**Job**
Give every line again exactly as it appears, please, but not the pictures.
((
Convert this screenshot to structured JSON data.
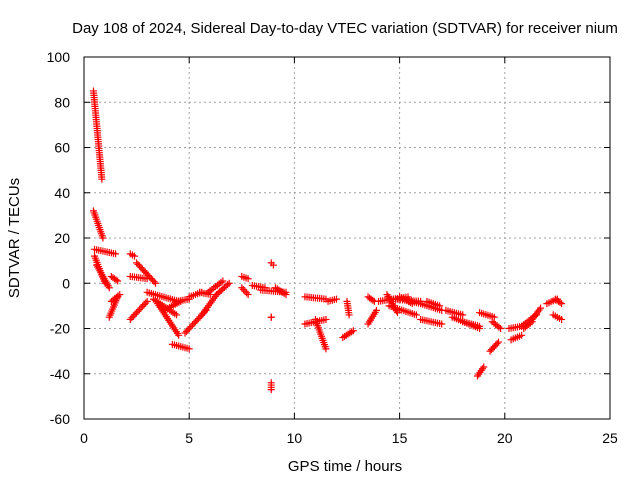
{
  "chart_data": {
    "type": "scatter",
    "title": "Day 108 of 2024, Sidereal Day-to-day VTEC variation (SDTVAR) for receiver nium",
    "xlabel": "GPS time / hours",
    "ylabel": "SDTVAR / TECUs",
    "xlim": [
      0,
      25
    ],
    "ylim": [
      -60,
      100
    ],
    "xticks": [
      0,
      5,
      10,
      15,
      20,
      25
    ],
    "xtick_labels": [
      "0",
      "5",
      "10",
      "15",
      "20",
      "25"
    ],
    "yticks": [
      -60,
      -40,
      -20,
      0,
      20,
      40,
      60,
      80,
      100
    ],
    "ytick_labels": [
      "-60",
      "-40",
      "-20",
      "0",
      "20",
      "40",
      "60",
      "80",
      "100"
    ],
    "grid": true,
    "marker": "+",
    "color": "#ff0000",
    "segments": [
      {
        "x0": 0.45,
        "y0": 85,
        "x1": 0.85,
        "y1": 46
      },
      {
        "x0": 0.45,
        "y0": 32,
        "x1": 0.9,
        "y1": 20
      },
      {
        "x0": 0.5,
        "y0": 15,
        "x1": 1.5,
        "y1": 13
      },
      {
        "x0": 0.5,
        "y0": 12,
        "x1": 1.0,
        "y1": 0
      },
      {
        "x0": 0.6,
        "y0": 8,
        "x1": 1.2,
        "y1": -2
      },
      {
        "x0": 1.2,
        "y0": -15,
        "x1": 1.6,
        "y1": -6
      },
      {
        "x0": 1.3,
        "y0": -8,
        "x1": 1.7,
        "y1": -5
      },
      {
        "x0": 1.3,
        "y0": 3,
        "x1": 1.6,
        "y1": 1
      },
      {
        "x0": 2.2,
        "y0": 13,
        "x1": 2.4,
        "y1": 12
      },
      {
        "x0": 2.2,
        "y0": 3,
        "x1": 3.0,
        "y1": 2
      },
      {
        "x0": 2.2,
        "y0": -16,
        "x1": 3.0,
        "y1": -8
      },
      {
        "x0": 2.5,
        "y0": 9,
        "x1": 3.4,
        "y1": 0
      },
      {
        "x0": 3.0,
        "y0": -4,
        "x1": 4.5,
        "y1": -8
      },
      {
        "x0": 3.3,
        "y0": -7,
        "x1": 4.4,
        "y1": -14
      },
      {
        "x0": 3.5,
        "y0": -9,
        "x1": 4.5,
        "y1": -23
      },
      {
        "x0": 3.8,
        "y0": -12,
        "x1": 4.6,
        "y1": -8
      },
      {
        "x0": 4.2,
        "y0": -27,
        "x1": 5.0,
        "y1": -29
      },
      {
        "x0": 4.4,
        "y0": -8,
        "x1": 5.0,
        "y1": -7
      },
      {
        "x0": 4.8,
        "y0": -22,
        "x1": 5.8,
        "y1": -12
      },
      {
        "x0": 5.0,
        "y0": -6,
        "x1": 5.6,
        "y1": -4
      },
      {
        "x0": 5.5,
        "y0": -4,
        "x1": 6.0,
        "y1": -5
      },
      {
        "x0": 5.6,
        "y0": -14,
        "x1": 6.3,
        "y1": -5
      },
      {
        "x0": 5.9,
        "y0": -4,
        "x1": 6.6,
        "y1": 1
      },
      {
        "x0": 6.3,
        "y0": -5,
        "x1": 6.9,
        "y1": 0
      },
      {
        "x0": 7.5,
        "y0": 3,
        "x1": 7.8,
        "y1": 2
      },
      {
        "x0": 7.5,
        "y0": -2,
        "x1": 7.8,
        "y1": -5
      },
      {
        "x0": 8.0,
        "y0": -1,
        "x1": 8.6,
        "y1": -2
      },
      {
        "x0": 8.4,
        "y0": -3,
        "x1": 9.6,
        "y1": -4
      },
      {
        "x0": 8.9,
        "y0": -44,
        "x1": 8.9,
        "y1": -47
      },
      {
        "x0": 8.9,
        "y0": 9,
        "x1": 9.0,
        "y1": 8
      },
      {
        "x0": 8.9,
        "y0": -15,
        "x1": 8.9,
        "y1": -15
      },
      {
        "x0": 9.1,
        "y0": -2,
        "x1": 9.6,
        "y1": -5
      },
      {
        "x0": 10.5,
        "y0": -6,
        "x1": 11.5,
        "y1": -7
      },
      {
        "x0": 10.5,
        "y0": -18,
        "x1": 11.5,
        "y1": -16
      },
      {
        "x0": 11.0,
        "y0": -16,
        "x1": 11.5,
        "y1": -29
      },
      {
        "x0": 11.6,
        "y0": -8,
        "x1": 12.0,
        "y1": -7
      },
      {
        "x0": 12.3,
        "y0": -24,
        "x1": 12.8,
        "y1": -21
      },
      {
        "x0": 12.5,
        "y0": -8,
        "x1": 12.6,
        "y1": -14
      },
      {
        "x0": 13.5,
        "y0": -6,
        "x1": 13.8,
        "y1": -8
      },
      {
        "x0": 13.5,
        "y0": -18,
        "x1": 13.9,
        "y1": -12
      },
      {
        "x0": 14.0,
        "y0": -8,
        "x1": 15.4,
        "y1": -6
      },
      {
        "x0": 14.4,
        "y0": -5,
        "x1": 14.9,
        "y1": -13
      },
      {
        "x0": 14.5,
        "y0": -10,
        "x1": 15.8,
        "y1": -14
      },
      {
        "x0": 14.6,
        "y0": -7,
        "x1": 16.0,
        "y1": -8
      },
      {
        "x0": 15.5,
        "y0": -8,
        "x1": 16.0,
        "y1": -9
      },
      {
        "x0": 15.0,
        "y0": -6,
        "x1": 15.6,
        "y1": -9
      },
      {
        "x0": 16.0,
        "y0": -9,
        "x1": 17.0,
        "y1": -12
      },
      {
        "x0": 16.0,
        "y0": -16,
        "x1": 17.0,
        "y1": -18
      },
      {
        "x0": 16.3,
        "y0": -8,
        "x1": 16.9,
        "y1": -10
      },
      {
        "x0": 17.2,
        "y0": -12,
        "x1": 18.0,
        "y1": -14
      },
      {
        "x0": 17.5,
        "y0": -15,
        "x1": 18.8,
        "y1": -20
      },
      {
        "x0": 18.0,
        "y0": -17,
        "x1": 18.8,
        "y1": -19
      },
      {
        "x0": 18.7,
        "y0": -41,
        "x1": 19.0,
        "y1": -37
      },
      {
        "x0": 18.8,
        "y0": -13,
        "x1": 19.5,
        "y1": -15
      },
      {
        "x0": 19.3,
        "y0": -30,
        "x1": 19.7,
        "y1": -26
      },
      {
        "x0": 19.4,
        "y0": -17,
        "x1": 19.8,
        "y1": -20
      },
      {
        "x0": 20.2,
        "y0": -20,
        "x1": 20.8,
        "y1": -19
      },
      {
        "x0": 20.3,
        "y0": -25,
        "x1": 20.8,
        "y1": -23
      },
      {
        "x0": 20.8,
        "y0": -19,
        "x1": 21.5,
        "y1": -14
      },
      {
        "x0": 20.9,
        "y0": -20,
        "x1": 21.3,
        "y1": -17
      },
      {
        "x0": 21.3,
        "y0": -16,
        "x1": 21.7,
        "y1": -11
      },
      {
        "x0": 22.0,
        "y0": -9,
        "x1": 22.5,
        "y1": -7
      },
      {
        "x0": 22.3,
        "y0": -14,
        "x1": 22.7,
        "y1": -16
      },
      {
        "x0": 22.4,
        "y0": -7,
        "x1": 22.7,
        "y1": -9
      }
    ]
  }
}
))
**Written answer**
Convert this screenshot to structured JSON data.
{
  "chart_data": {
    "type": "scatter",
    "title": "Day 108 of 2024, Sidereal Day-to-day VTEC variation (SDTVAR) for receiver nium",
    "xlabel": "GPS time / hours",
    "ylabel": "SDTVAR / TECUs",
    "xlim": [
      0,
      25
    ],
    "ylim": [
      -60,
      100
    ],
    "xticks": [
      0,
      5,
      10,
      15,
      20,
      25
    ],
    "xtick_labels": [
      "0",
      "5",
      "10",
      "15",
      "20",
      "25"
    ],
    "yticks": [
      -60,
      -40,
      -20,
      0,
      20,
      40,
      60,
      80,
      100
    ],
    "ytick_labels": [
      "-60",
      "-40",
      "-20",
      "0",
      "20",
      "40",
      "60",
      "80",
      "100"
    ],
    "grid": true,
    "marker": "+",
    "color": "#ff0000",
    "segments": [
      {
        "x0": 0.45,
        "y0": 85,
        "x1": 0.85,
        "y1": 46
      },
      {
        "x0": 0.45,
        "y0": 32,
        "x1": 0.9,
        "y1": 20
      },
      {
        "x0": 0.5,
        "y0": 15,
        "x1": 1.5,
        "y1": 13
      },
      {
        "x0": 0.5,
        "y0": 12,
        "x1": 1.0,
        "y1": 0
      },
      {
        "x0": 0.6,
        "y0": 8,
        "x1": 1.2,
        "y1": -2
      },
      {
        "x0": 1.2,
        "y0": -15,
        "x1": 1.6,
        "y1": -6
      },
      {
        "x0": 1.3,
        "y0": -8,
        "x1": 1.7,
        "y1": -5
      },
      {
        "x0": 1.3,
        "y0": 3,
        "x1": 1.6,
        "y1": 1
      },
      {
        "x0": 2.2,
        "y0": 13,
        "x1": 2.4,
        "y1": 12
      },
      {
        "x0": 2.2,
        "y0": 3,
        "x1": 3.0,
        "y1": 2
      },
      {
        "x0": 2.2,
        "y0": -16,
        "x1": 3.0,
        "y1": -8
      },
      {
        "x0": 2.5,
        "y0": 9,
        "x1": 3.4,
        "y1": 0
      },
      {
        "x0": 3.0,
        "y0": -4,
        "x1": 4.5,
        "y1": -8
      },
      {
        "x0": 3.3,
        "y0": -7,
        "x1": 4.4,
        "y1": -14
      },
      {
        "x0": 3.5,
        "y0": -9,
        "x1": 4.5,
        "y1": -23
      },
      {
        "x0": 3.8,
        "y0": -12,
        "x1": 4.6,
        "y1": -8
      },
      {
        "x0": 4.2,
        "y0": -27,
        "x1": 5.0,
        "y1": -29
      },
      {
        "x0": 4.4,
        "y0": -8,
        "x1": 5.0,
        "y1": -7
      },
      {
        "x0": 4.8,
        "y0": -22,
        "x1": 5.8,
        "y1": -12
      },
      {
        "x0": 5.0,
        "y0": -6,
        "x1": 5.6,
        "y1": -4
      },
      {
        "x0": 5.5,
        "y0": -4,
        "x1": 6.0,
        "y1": -5
      },
      {
        "x0": 5.6,
        "y0": -14,
        "x1": 6.3,
        "y1": -5
      },
      {
        "x0": 5.9,
        "y0": -4,
        "x1": 6.6,
        "y1": 1
      },
      {
        "x0": 6.3,
        "y0": -5,
        "x1": 6.9,
        "y1": 0
      },
      {
        "x0": 7.5,
        "y0": 3,
        "x1": 7.8,
        "y1": 2
      },
      {
        "x0": 7.5,
        "y0": -2,
        "x1": 7.8,
        "y1": -5
      },
      {
        "x0": 8.0,
        "y0": -1,
        "x1": 8.6,
        "y1": -2
      },
      {
        "x0": 8.4,
        "y0": -3,
        "x1": 9.6,
        "y1": -4
      },
      {
        "x0": 8.9,
        "y0": -44,
        "x1": 8.9,
        "y1": -47
      },
      {
        "x0": 8.9,
        "y0": 9,
        "x1": 9.0,
        "y1": 8
      },
      {
        "x0": 8.9,
        "y0": -15,
        "x1": 8.9,
        "y1": -15
      },
      {
        "x0": 9.1,
        "y0": -2,
        "x1": 9.6,
        "y1": -5
      },
      {
        "x0": 10.5,
        "y0": -6,
        "x1": 11.5,
        "y1": -7
      },
      {
        "x0": 10.5,
        "y0": -18,
        "x1": 11.5,
        "y1": -16
      },
      {
        "x0": 11.0,
        "y0": -16,
        "x1": 11.5,
        "y1": -29
      },
      {
        "x0": 11.6,
        "y0": -8,
        "x1": 12.0,
        "y1": -7
      },
      {
        "x0": 12.3,
        "y0": -24,
        "x1": 12.8,
        "y1": -21
      },
      {
        "x0": 12.5,
        "y0": -8,
        "x1": 12.6,
        "y1": -14
      },
      {
        "x0": 13.5,
        "y0": -6,
        "x1": 13.8,
        "y1": -8
      },
      {
        "x0": 13.5,
        "y0": -18,
        "x1": 13.9,
        "y1": -12
      },
      {
        "x0": 14.0,
        "y0": -8,
        "x1": 15.4,
        "y1": -6
      },
      {
        "x0": 14.4,
        "y0": -5,
        "x1": 14.9,
        "y1": -13
      },
      {
        "x0": 14.5,
        "y0": -10,
        "x1": 15.8,
        "y1": -14
      },
      {
        "x0": 14.6,
        "y0": -7,
        "x1": 16.0,
        "y1": -8
      },
      {
        "x0": 15.5,
        "y0": -8,
        "x1": 16.0,
        "y1": -9
      },
      {
        "x0": 15.0,
        "y0": -6,
        "x1": 15.6,
        "y1": -9
      },
      {
        "x0": 16.0,
        "y0": -9,
        "x1": 17.0,
        "y1": -12
      },
      {
        "x0": 16.0,
        "y0": -16,
        "x1": 17.0,
        "y1": -18
      },
      {
        "x0": 16.3,
        "y0": -8,
        "x1": 16.9,
        "y1": -10
      },
      {
        "x0": 17.2,
        "y0": -12,
        "x1": 18.0,
        "y1": -14
      },
      {
        "x0": 17.5,
        "y0": -15,
        "x1": 18.8,
        "y1": -20
      },
      {
        "x0": 18.0,
        "y0": -17,
        "x1": 18.8,
        "y1": -19
      },
      {
        "x0": 18.7,
        "y0": -41,
        "x1": 19.0,
        "y1": -37
      },
      {
        "x0": 18.8,
        "y0": -13,
        "x1": 19.5,
        "y1": -15
      },
      {
        "x0": 19.3,
        "y0": -30,
        "x1": 19.7,
        "y1": -26
      },
      {
        "x0": 19.4,
        "y0": -17,
        "x1": 19.8,
        "y1": -20
      },
      {
        "x0": 20.2,
        "y0": -20,
        "x1": 20.8,
        "y1": -19
      },
      {
        "x0": 20.3,
        "y0": -25,
        "x1": 20.8,
        "y1": -23
      },
      {
        "x0": 20.8,
        "y0": -19,
        "x1": 21.5,
        "y1": -14
      },
      {
        "x0": 20.9,
        "y0": -20,
        "x1": 21.3,
        "y1": -17
      },
      {
        "x0": 21.3,
        "y0": -16,
        "x1": 21.7,
        "y1": -11
      },
      {
        "x0": 22.0,
        "y0": -9,
        "x1": 22.5,
        "y1": -7
      },
      {
        "x0": 22.3,
        "y0": -14,
        "x1": 22.7,
        "y1": -16
      },
      {
        "x0": 22.4,
        "y0": -7,
        "x1": 22.7,
        "y1": -9
      }
    ]
  }
}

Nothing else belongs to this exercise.